* start Records to process *
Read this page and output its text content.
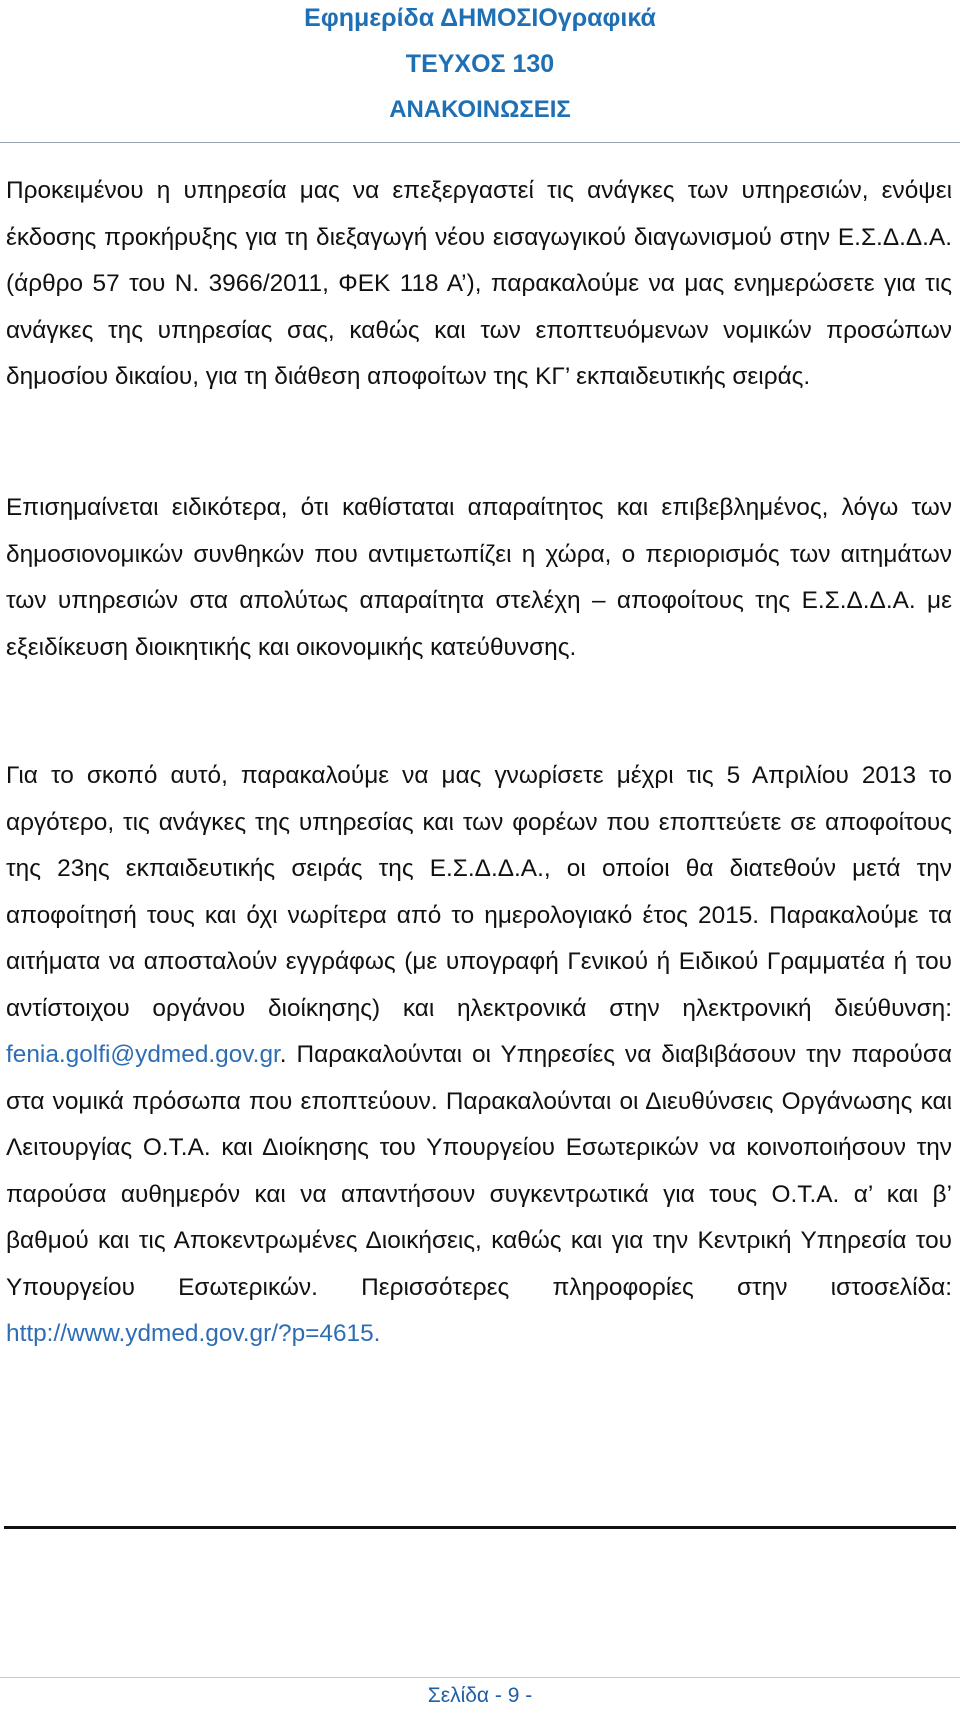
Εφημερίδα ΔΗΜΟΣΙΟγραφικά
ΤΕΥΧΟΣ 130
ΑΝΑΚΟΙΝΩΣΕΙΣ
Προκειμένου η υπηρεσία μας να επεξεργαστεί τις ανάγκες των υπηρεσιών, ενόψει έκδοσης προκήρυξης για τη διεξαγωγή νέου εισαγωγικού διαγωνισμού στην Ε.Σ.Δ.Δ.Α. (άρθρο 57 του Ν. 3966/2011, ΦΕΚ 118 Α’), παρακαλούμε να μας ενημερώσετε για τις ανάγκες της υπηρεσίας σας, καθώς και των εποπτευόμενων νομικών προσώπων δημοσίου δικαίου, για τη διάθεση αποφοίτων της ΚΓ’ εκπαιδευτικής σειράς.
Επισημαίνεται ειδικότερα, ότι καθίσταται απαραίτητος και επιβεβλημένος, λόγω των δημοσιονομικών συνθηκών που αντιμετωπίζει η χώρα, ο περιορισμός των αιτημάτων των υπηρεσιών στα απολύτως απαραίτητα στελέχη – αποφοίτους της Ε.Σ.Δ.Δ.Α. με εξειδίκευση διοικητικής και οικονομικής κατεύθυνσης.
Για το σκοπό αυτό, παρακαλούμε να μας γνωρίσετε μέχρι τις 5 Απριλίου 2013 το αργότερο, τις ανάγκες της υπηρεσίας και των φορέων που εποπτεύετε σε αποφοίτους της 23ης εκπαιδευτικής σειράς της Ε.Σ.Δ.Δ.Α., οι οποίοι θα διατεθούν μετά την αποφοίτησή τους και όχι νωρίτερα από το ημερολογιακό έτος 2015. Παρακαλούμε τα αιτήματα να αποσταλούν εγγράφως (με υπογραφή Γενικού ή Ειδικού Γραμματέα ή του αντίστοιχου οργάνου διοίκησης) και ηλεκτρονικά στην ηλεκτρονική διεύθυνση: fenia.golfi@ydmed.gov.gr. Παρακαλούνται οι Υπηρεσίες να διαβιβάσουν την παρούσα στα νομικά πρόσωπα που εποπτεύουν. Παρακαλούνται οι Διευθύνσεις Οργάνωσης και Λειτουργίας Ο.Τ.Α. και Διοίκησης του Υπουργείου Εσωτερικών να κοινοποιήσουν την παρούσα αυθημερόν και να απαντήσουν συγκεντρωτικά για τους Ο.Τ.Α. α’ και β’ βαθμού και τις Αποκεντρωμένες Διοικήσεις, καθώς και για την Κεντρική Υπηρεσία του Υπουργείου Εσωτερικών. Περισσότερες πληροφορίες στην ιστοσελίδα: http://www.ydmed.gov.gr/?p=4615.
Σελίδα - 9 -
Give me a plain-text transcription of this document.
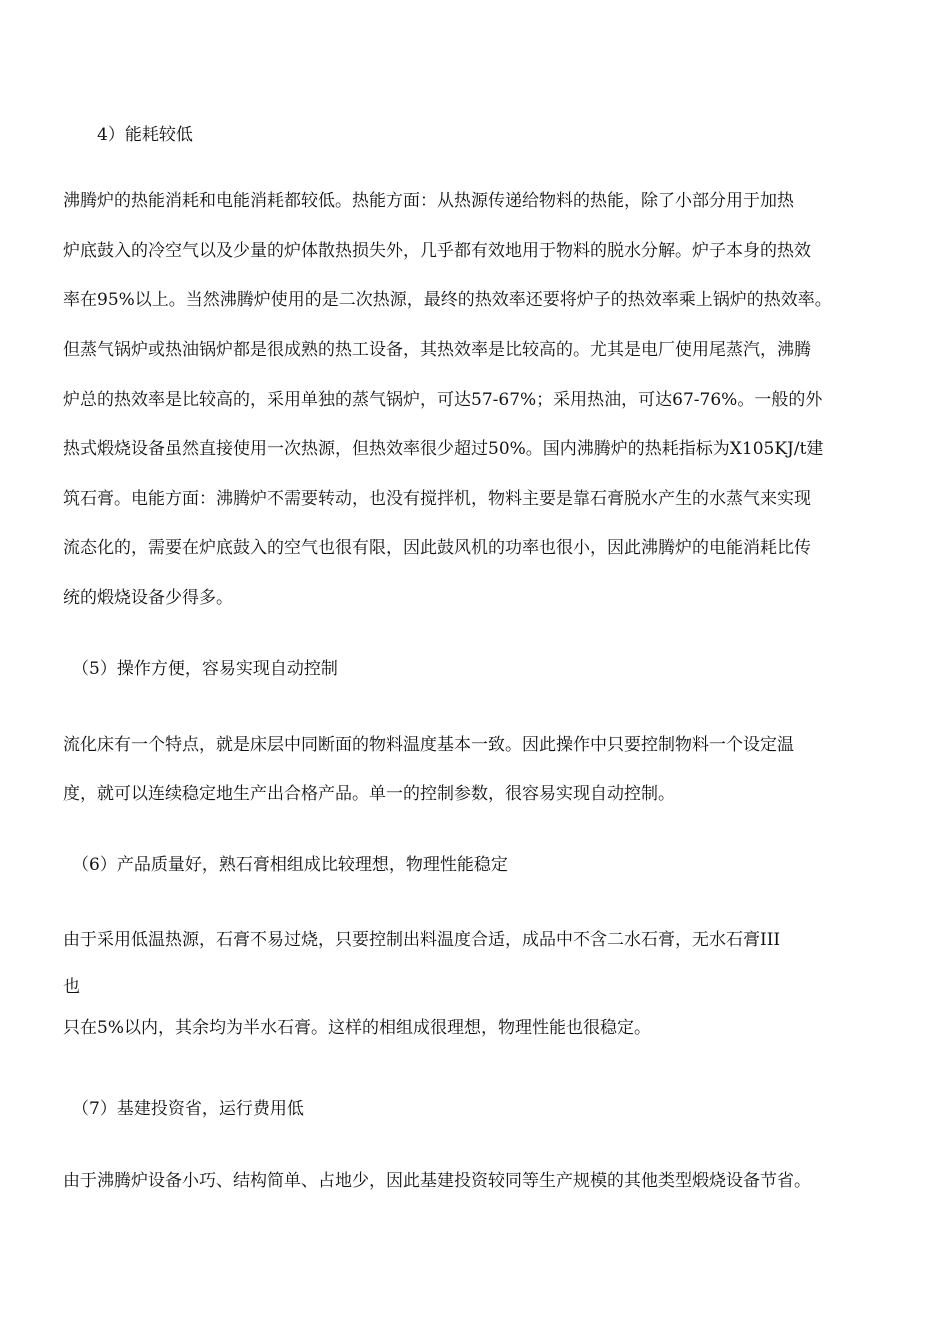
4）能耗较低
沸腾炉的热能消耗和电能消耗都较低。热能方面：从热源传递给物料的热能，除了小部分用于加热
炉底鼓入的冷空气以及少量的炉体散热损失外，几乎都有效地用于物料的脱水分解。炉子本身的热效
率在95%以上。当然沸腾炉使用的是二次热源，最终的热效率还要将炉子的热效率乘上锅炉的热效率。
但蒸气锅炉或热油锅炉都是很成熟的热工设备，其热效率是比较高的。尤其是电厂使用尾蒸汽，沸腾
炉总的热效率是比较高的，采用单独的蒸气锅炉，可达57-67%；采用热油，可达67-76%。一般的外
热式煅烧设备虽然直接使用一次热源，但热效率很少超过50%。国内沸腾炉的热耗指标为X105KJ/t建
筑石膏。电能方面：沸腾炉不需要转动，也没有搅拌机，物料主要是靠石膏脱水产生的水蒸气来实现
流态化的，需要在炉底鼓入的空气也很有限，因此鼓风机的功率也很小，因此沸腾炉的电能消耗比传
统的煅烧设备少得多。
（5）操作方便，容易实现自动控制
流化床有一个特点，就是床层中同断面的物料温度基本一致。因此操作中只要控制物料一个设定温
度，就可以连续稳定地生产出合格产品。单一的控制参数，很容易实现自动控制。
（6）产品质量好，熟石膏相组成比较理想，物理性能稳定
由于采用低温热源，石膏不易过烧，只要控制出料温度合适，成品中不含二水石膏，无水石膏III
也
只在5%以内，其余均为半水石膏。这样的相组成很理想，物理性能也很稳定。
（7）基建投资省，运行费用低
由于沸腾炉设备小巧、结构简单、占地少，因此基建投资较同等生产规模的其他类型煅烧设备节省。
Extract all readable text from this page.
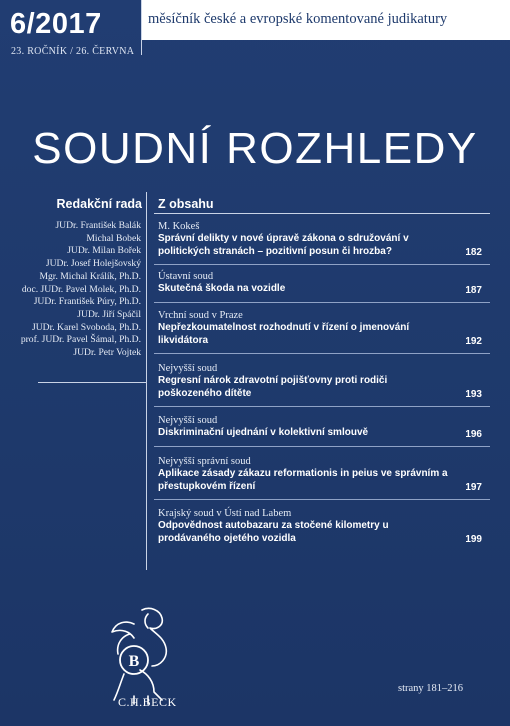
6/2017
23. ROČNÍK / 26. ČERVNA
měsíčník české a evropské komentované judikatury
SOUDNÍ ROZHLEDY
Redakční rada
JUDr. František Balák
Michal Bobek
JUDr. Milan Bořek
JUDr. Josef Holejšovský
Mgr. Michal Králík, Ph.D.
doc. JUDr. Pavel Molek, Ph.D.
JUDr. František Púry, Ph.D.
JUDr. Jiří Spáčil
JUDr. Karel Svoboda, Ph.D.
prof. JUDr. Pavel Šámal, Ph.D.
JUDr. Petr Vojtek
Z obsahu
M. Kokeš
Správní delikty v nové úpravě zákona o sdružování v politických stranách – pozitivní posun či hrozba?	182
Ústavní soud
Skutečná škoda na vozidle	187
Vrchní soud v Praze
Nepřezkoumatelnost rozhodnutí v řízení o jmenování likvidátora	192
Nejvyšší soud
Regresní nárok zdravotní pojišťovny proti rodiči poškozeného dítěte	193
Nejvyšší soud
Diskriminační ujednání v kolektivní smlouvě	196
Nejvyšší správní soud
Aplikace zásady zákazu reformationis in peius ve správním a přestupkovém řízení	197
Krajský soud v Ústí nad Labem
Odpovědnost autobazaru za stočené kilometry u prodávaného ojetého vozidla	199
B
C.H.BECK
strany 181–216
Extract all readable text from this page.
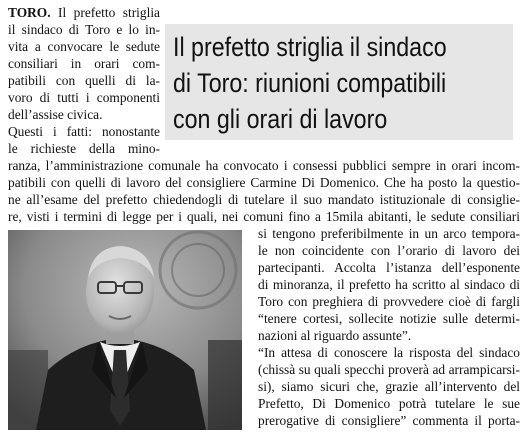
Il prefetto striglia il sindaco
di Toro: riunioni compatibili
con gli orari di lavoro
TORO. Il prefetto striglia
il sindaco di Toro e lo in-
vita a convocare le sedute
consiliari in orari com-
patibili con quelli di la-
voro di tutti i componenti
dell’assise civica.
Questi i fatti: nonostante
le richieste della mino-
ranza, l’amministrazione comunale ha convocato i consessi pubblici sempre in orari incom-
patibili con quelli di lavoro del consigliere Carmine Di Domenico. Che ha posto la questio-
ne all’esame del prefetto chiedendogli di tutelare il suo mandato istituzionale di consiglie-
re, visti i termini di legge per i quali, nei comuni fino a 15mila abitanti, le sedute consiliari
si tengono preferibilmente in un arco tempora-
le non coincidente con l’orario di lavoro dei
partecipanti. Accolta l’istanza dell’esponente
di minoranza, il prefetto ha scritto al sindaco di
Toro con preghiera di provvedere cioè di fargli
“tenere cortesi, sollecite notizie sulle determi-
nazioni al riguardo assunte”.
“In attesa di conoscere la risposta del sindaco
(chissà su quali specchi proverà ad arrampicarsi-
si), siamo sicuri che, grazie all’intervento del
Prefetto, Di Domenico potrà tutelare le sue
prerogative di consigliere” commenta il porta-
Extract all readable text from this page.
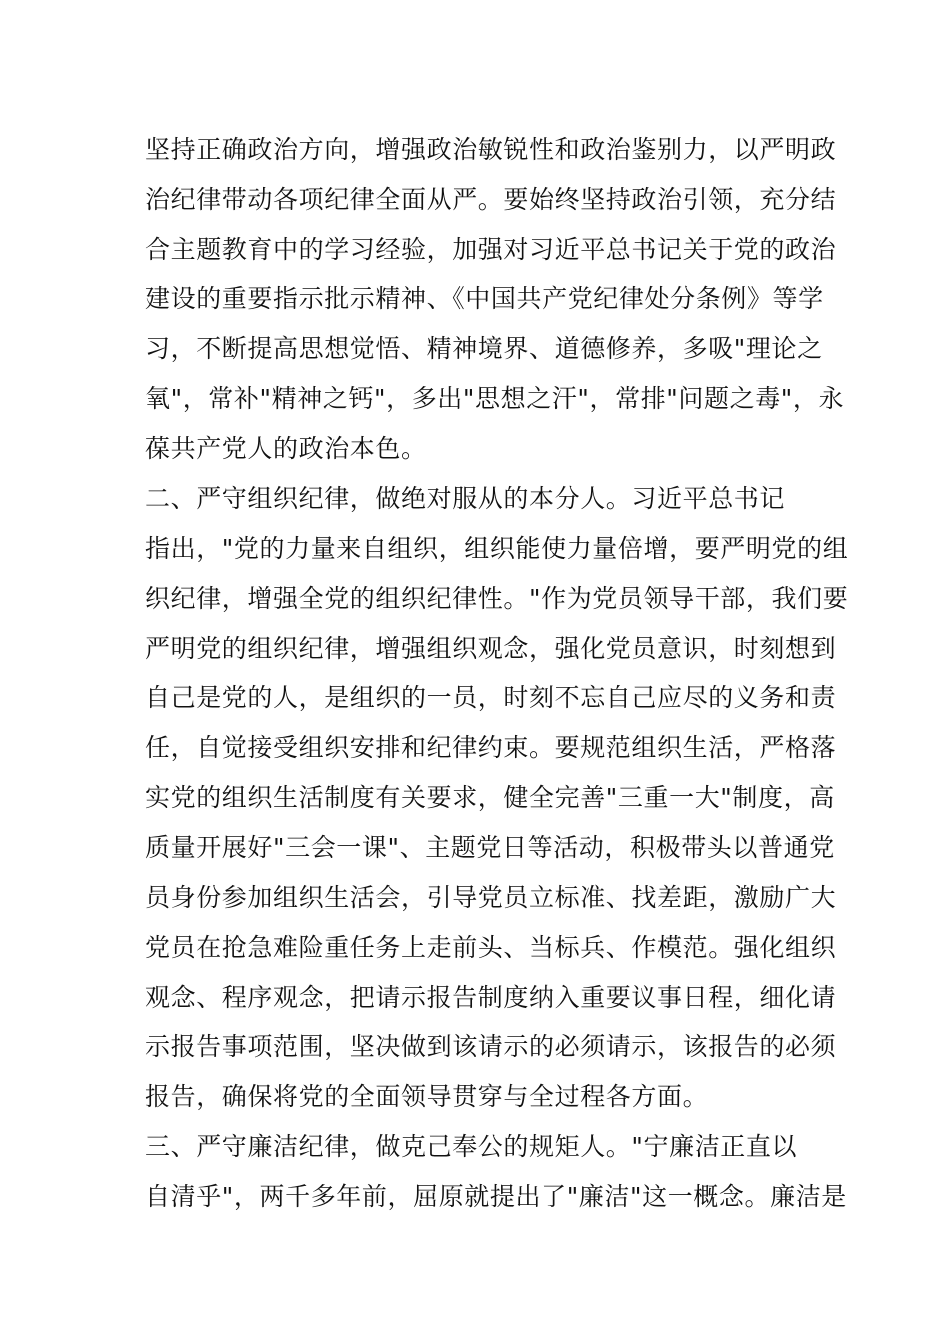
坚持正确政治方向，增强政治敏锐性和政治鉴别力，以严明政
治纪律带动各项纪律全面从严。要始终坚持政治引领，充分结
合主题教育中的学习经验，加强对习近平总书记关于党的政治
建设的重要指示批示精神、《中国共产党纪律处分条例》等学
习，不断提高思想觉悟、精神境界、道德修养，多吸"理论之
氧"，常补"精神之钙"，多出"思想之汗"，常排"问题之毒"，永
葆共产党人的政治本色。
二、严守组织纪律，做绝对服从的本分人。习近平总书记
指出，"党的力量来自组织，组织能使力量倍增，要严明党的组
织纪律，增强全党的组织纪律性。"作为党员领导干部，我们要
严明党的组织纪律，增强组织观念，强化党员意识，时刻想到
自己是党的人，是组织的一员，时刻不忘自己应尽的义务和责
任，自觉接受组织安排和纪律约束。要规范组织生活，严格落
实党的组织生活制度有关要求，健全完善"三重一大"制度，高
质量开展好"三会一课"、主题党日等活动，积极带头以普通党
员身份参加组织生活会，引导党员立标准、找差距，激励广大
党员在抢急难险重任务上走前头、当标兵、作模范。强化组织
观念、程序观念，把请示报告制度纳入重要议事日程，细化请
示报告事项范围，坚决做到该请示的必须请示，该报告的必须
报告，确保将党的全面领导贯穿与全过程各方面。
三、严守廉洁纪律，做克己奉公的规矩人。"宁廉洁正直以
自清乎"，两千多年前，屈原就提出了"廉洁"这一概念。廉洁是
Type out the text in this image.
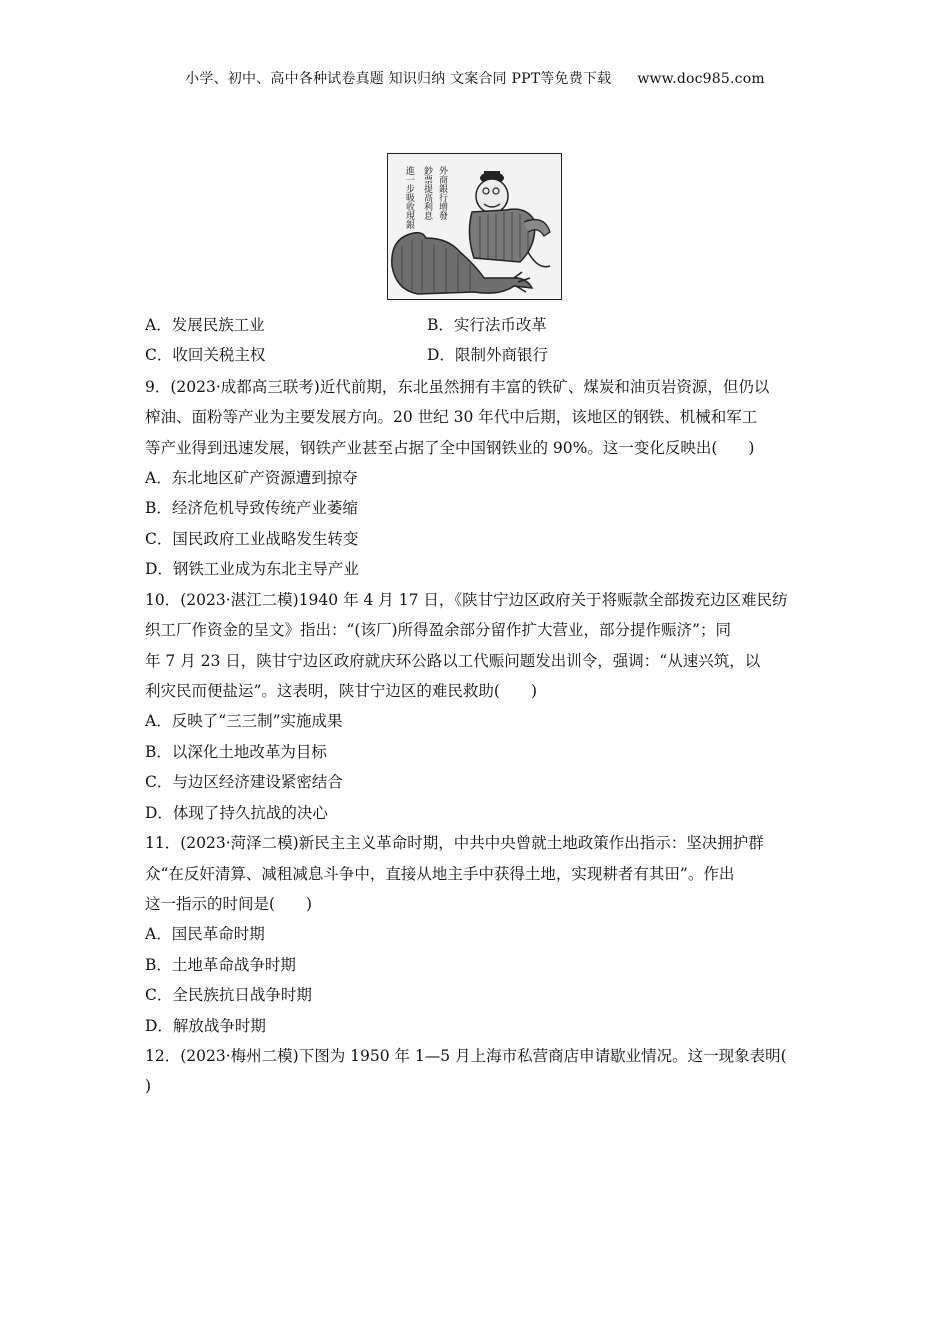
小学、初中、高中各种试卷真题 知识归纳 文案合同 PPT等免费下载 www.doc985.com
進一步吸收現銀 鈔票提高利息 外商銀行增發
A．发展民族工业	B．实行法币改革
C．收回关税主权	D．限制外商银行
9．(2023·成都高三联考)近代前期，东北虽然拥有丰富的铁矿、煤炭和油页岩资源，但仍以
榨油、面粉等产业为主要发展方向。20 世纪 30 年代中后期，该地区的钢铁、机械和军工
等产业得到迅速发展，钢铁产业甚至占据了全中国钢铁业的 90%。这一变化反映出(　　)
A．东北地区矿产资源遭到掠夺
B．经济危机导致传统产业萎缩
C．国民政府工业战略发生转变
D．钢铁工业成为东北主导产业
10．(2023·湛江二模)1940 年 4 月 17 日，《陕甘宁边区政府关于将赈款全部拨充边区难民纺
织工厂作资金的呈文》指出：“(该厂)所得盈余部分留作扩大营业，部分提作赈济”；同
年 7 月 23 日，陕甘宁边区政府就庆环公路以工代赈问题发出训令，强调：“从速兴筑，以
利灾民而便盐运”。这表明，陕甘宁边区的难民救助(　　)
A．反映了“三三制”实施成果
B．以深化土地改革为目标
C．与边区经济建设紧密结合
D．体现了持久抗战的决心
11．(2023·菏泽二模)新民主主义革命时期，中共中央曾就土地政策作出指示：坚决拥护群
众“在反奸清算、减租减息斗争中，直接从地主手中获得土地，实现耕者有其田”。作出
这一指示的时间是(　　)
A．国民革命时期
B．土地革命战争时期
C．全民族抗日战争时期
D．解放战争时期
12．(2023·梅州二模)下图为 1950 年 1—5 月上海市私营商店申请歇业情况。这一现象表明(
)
* end Records to process *
Search the preceding listing for "sedute" and extract every line where it is found.

vita a convocare le sedute
re, visti i termini di legge per i quali, nei comuni fino a 15mila abitanti, le sedute consiliari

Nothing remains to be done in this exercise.